### STORED RECORDS

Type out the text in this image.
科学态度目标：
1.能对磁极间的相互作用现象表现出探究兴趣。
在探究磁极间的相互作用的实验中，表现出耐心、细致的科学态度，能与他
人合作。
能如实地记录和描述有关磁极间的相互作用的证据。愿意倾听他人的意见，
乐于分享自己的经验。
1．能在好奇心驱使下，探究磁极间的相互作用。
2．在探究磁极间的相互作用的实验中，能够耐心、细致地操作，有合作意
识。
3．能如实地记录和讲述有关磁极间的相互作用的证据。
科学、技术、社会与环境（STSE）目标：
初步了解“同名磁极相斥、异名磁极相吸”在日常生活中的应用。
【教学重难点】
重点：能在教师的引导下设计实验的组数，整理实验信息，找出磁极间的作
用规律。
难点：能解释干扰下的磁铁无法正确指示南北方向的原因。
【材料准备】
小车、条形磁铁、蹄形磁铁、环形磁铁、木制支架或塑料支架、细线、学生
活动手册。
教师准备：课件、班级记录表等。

######
### STORED RECORDS

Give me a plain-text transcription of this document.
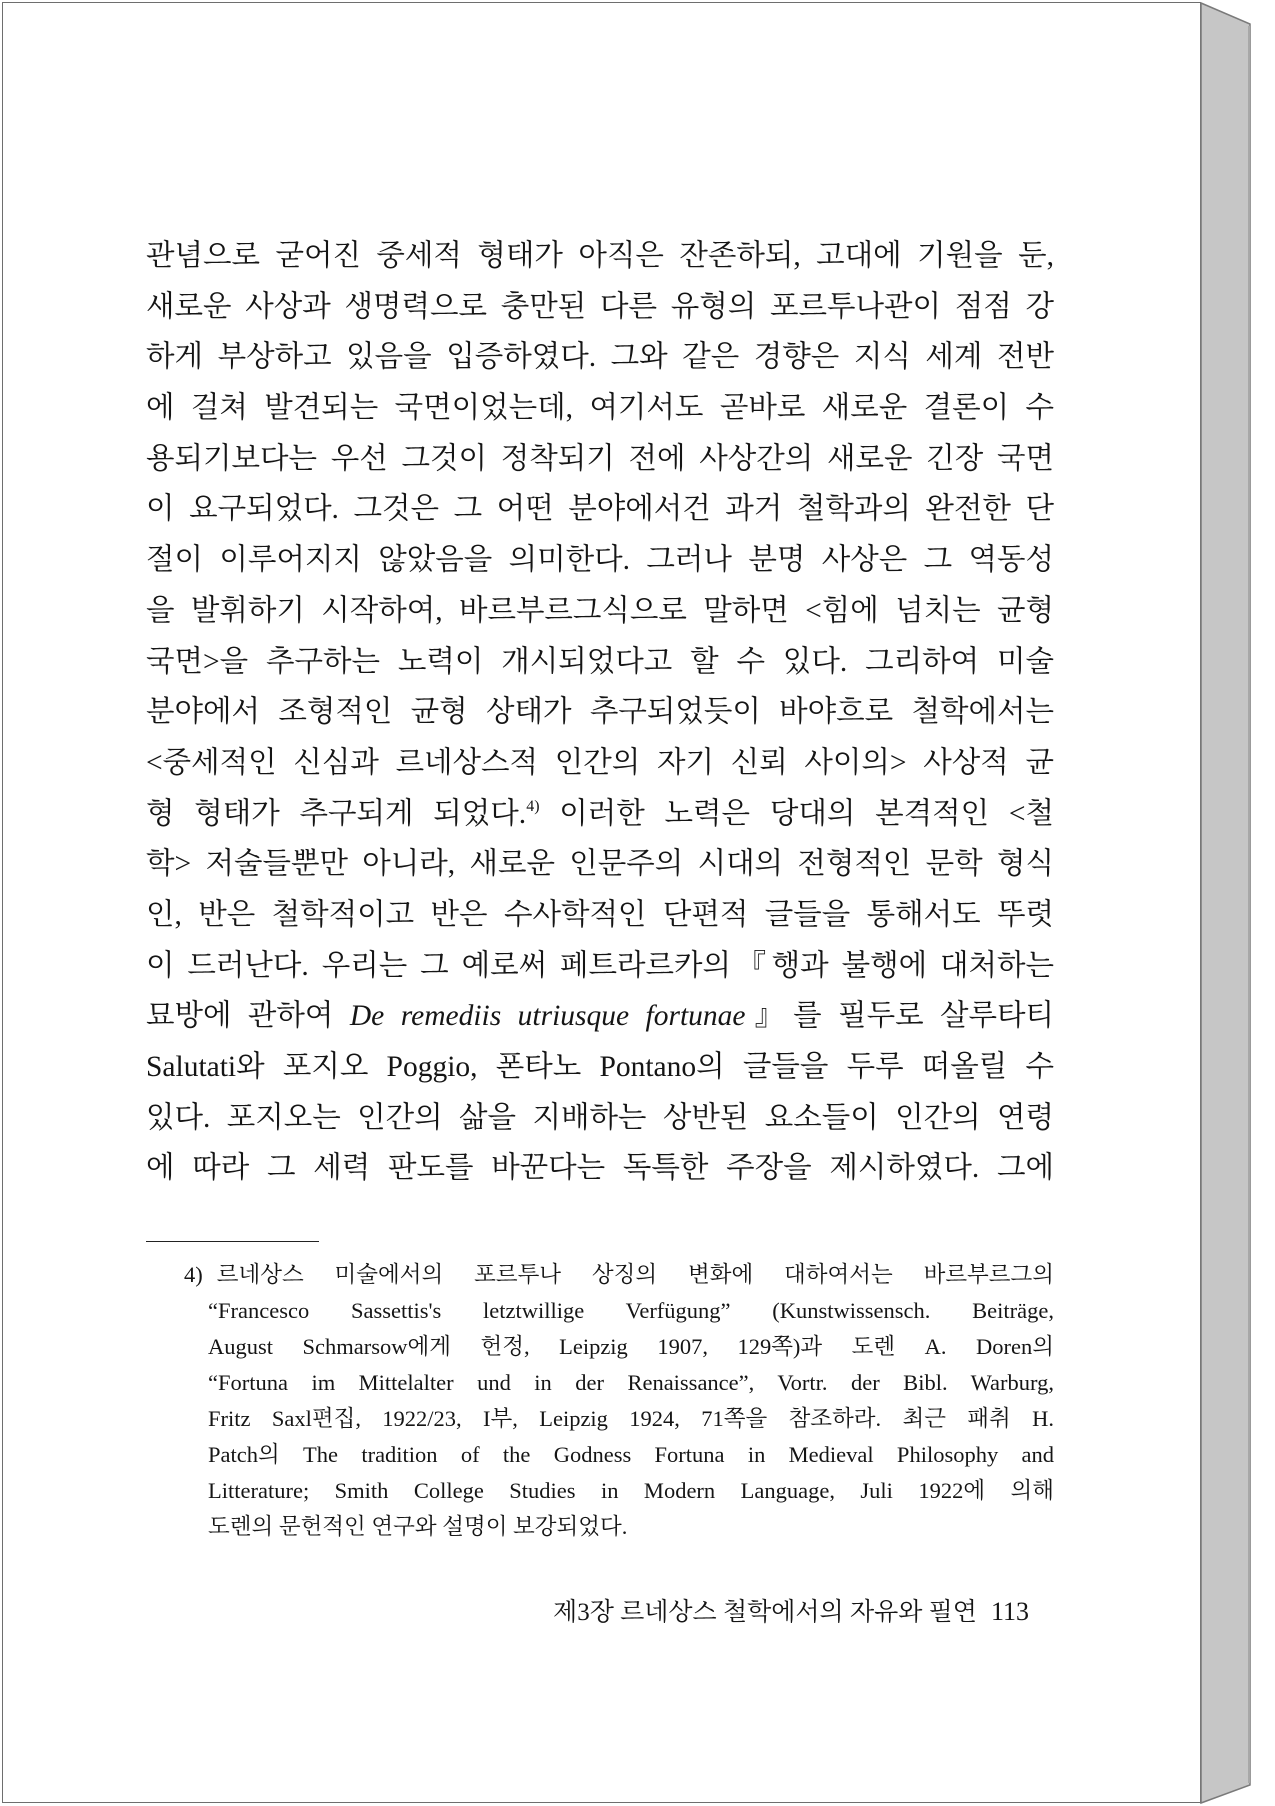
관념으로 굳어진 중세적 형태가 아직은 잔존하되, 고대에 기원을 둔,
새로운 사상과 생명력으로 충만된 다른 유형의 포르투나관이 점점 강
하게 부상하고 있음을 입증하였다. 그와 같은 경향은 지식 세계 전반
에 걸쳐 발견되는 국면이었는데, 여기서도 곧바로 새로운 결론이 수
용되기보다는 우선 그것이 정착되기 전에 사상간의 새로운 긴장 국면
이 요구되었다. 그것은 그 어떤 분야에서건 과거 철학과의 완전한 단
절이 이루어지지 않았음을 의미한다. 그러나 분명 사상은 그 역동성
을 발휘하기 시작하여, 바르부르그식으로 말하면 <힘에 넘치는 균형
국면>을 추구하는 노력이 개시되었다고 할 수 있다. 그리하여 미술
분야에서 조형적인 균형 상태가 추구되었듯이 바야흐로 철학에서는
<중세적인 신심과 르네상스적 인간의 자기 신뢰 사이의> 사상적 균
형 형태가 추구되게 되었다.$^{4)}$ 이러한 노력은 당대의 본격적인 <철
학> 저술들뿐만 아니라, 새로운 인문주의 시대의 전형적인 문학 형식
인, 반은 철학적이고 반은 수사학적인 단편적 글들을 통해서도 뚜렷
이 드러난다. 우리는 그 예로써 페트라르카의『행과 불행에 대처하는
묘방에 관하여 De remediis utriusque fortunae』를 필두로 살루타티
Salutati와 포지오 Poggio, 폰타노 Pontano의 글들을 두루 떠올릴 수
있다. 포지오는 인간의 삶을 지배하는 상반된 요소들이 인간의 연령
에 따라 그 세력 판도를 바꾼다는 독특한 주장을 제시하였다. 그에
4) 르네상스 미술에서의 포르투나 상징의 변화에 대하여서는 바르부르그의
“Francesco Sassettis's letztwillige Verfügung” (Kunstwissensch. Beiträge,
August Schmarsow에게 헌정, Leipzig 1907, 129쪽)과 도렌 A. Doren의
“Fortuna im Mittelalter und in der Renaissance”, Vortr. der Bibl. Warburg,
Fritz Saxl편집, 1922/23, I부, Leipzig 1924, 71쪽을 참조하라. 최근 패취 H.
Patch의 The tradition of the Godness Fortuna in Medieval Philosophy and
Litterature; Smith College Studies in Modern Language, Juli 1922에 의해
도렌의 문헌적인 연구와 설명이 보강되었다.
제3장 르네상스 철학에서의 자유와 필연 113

######

STATED PROBLEM ▸ Search the data above for the word "this", then gather each line in which it appears.

TASK RESULT ▸
Type out the text in this image.
Give me a plain-text transcription of this document.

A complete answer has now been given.